BEGIN Given records
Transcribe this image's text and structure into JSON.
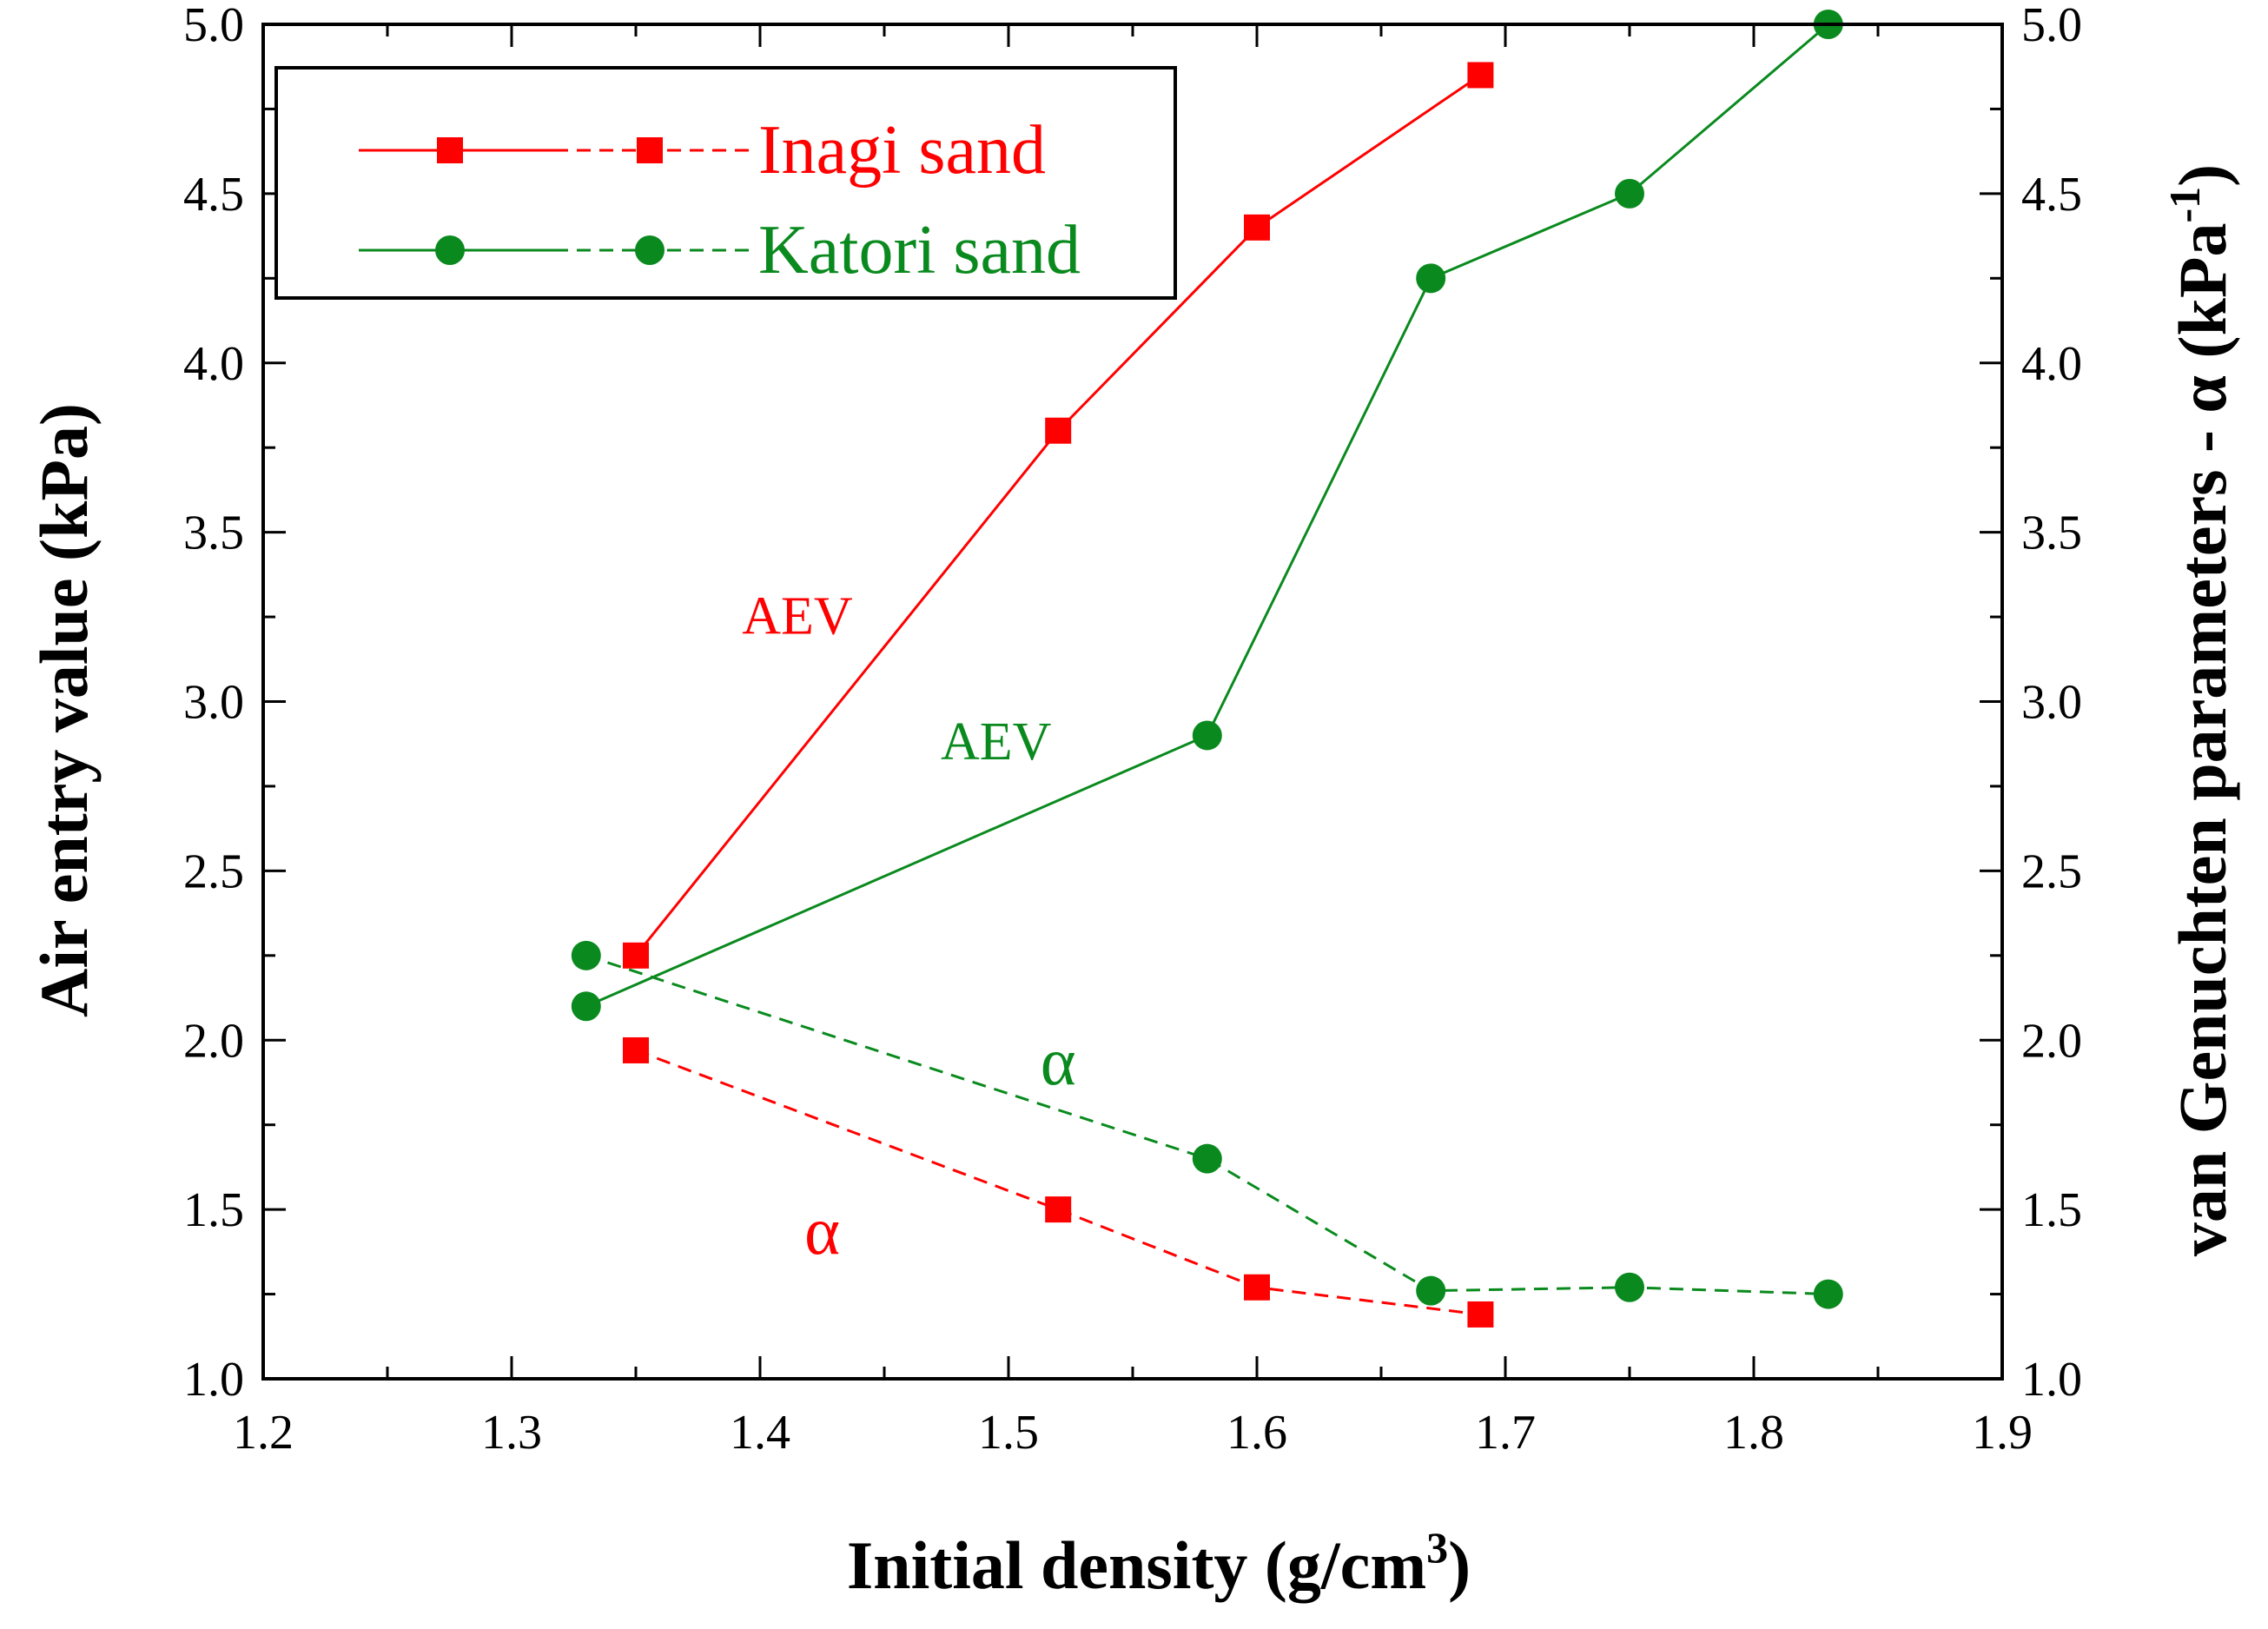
{
  "chart_data": {
    "type": "line",
    "xlabel_main": "Initial density (g/cm",
    "xlabel_sup": "3",
    "xlabel_close": ")",
    "ylabel_left": "Air entry value (kPa)",
    "ylabel_right_main": "van Genuchten parameters - α (kPa",
    "ylabel_right_sup": "-1",
    "ylabel_right_close": ")",
    "xlim": [
      1.2,
      1.9
    ],
    "ylim": [
      1.0,
      5.0
    ],
    "x_ticks": [
      "1.2",
      "1.3",
      "1.4",
      "1.5",
      "1.6",
      "1.7",
      "1.8",
      "1.9"
    ],
    "y_ticks": [
      "1.0",
      "1.5",
      "2.0",
      "2.5",
      "3.0",
      "3.5",
      "4.0",
      "4.5",
      "5.0"
    ],
    "legend_position": "top-left",
    "series": [
      {
        "name": "Inagi sand",
        "parameter": "AEV",
        "color": "#ff0000",
        "marker": "square",
        "line_style": "solid",
        "x": [
          1.35,
          1.52,
          1.6,
          1.69
        ],
        "y": [
          2.25,
          3.8,
          4.4,
          4.85
        ]
      },
      {
        "name": "Inagi sand",
        "parameter": "α",
        "color": "#ff0000",
        "marker": "square",
        "line_style": "dashed",
        "x": [
          1.35,
          1.52,
          1.6,
          1.69
        ],
        "y": [
          1.97,
          1.5,
          1.27,
          1.19
        ]
      },
      {
        "name": "Katori sand",
        "parameter": "AEV",
        "color": "#0a8a1e",
        "marker": "circle",
        "line_style": "solid",
        "x": [
          1.33,
          1.58,
          1.67,
          1.75,
          1.83
        ],
        "y": [
          2.1,
          2.9,
          4.25,
          4.5,
          5.0
        ]
      },
      {
        "name": "Katori sand",
        "parameter": "α",
        "color": "#0a8a1e",
        "marker": "circle",
        "line_style": "dashed",
        "x": [
          1.33,
          1.58,
          1.67,
          1.75,
          1.83
        ],
        "y": [
          2.25,
          1.65,
          1.26,
          1.27,
          1.25
        ]
      }
    ],
    "legend": [
      {
        "label": "Inagi sand",
        "color": "#ff0000",
        "marker": "square"
      },
      {
        "label": "Katori sand",
        "color": "#0a8a1e",
        "marker": "circle"
      }
    ],
    "annotations": [
      {
        "text": "AEV",
        "x": 1.415,
        "y": 3.2,
        "color": "#ff0000",
        "style": "small"
      },
      {
        "text": "AEV",
        "x": 1.495,
        "y": 2.83,
        "color": "#0a8a1e",
        "style": "small"
      },
      {
        "text": "α",
        "x": 1.52,
        "y": 1.87,
        "color": "#0a8a1e",
        "style": "large"
      },
      {
        "text": "α",
        "x": 1.425,
        "y": 1.37,
        "color": "#ff0000",
        "style": "large"
      }
    ]
  }
}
END Given records
Retype the records exactly. Any image in them should not appear in what you write.

Transcribe this image's text and structure into JSON.
{
  "chart_data": {
    "type": "line",
    "xlabel_main": "Initial density (g/cm",
    "xlabel_sup": "3",
    "xlabel_close": ")",
    "ylabel_left": "Air entry value (kPa)",
    "ylabel_right_main": "van Genuchten parameters - α (kPa",
    "ylabel_right_sup": "-1",
    "ylabel_right_close": ")",
    "xlim": [
      1.2,
      1.9
    ],
    "ylim": [
      1.0,
      5.0
    ],
    "x_ticks": [
      "1.2",
      "1.3",
      "1.4",
      "1.5",
      "1.6",
      "1.7",
      "1.8",
      "1.9"
    ],
    "y_ticks": [
      "1.0",
      "1.5",
      "2.0",
      "2.5",
      "3.0",
      "3.5",
      "4.0",
      "4.5",
      "5.0"
    ],
    "legend_position": "top-left",
    "series": [
      {
        "name": "Inagi sand",
        "parameter": "AEV",
        "color": "#ff0000",
        "marker": "square",
        "line_style": "solid",
        "x": [
          1.35,
          1.52,
          1.6,
          1.69
        ],
        "y": [
          2.25,
          3.8,
          4.4,
          4.85
        ]
      },
      {
        "name": "Inagi sand",
        "parameter": "α",
        "color": "#ff0000",
        "marker": "square",
        "line_style": "dashed",
        "x": [
          1.35,
          1.52,
          1.6,
          1.69
        ],
        "y": [
          1.97,
          1.5,
          1.27,
          1.19
        ]
      },
      {
        "name": "Katori sand",
        "parameter": "AEV",
        "color": "#0a8a1e",
        "marker": "circle",
        "line_style": "solid",
        "x": [
          1.33,
          1.58,
          1.67,
          1.75,
          1.83
        ],
        "y": [
          2.1,
          2.9,
          4.25,
          4.5,
          5.0
        ]
      },
      {
        "name": "Katori sand",
        "parameter": "α",
        "color": "#0a8a1e",
        "marker": "circle",
        "line_style": "dashed",
        "x": [
          1.33,
          1.58,
          1.67,
          1.75,
          1.83
        ],
        "y": [
          2.25,
          1.65,
          1.26,
          1.27,
          1.25
        ]
      }
    ],
    "legend": [
      {
        "label": "Inagi sand",
        "color": "#ff0000",
        "marker": "square"
      },
      {
        "label": "Katori sand",
        "color": "#0a8a1e",
        "marker": "circle"
      }
    ],
    "annotations": [
      {
        "text": "AEV",
        "x": 1.415,
        "y": 3.2,
        "color": "#ff0000",
        "style": "small"
      },
      {
        "text": "AEV",
        "x": 1.495,
        "y": 2.83,
        "color": "#0a8a1e",
        "style": "small"
      },
      {
        "text": "α",
        "x": 1.52,
        "y": 1.87,
        "color": "#0a8a1e",
        "style": "large"
      },
      {
        "text": "α",
        "x": 1.425,
        "y": 1.37,
        "color": "#ff0000",
        "style": "large"
      }
    ]
  }
}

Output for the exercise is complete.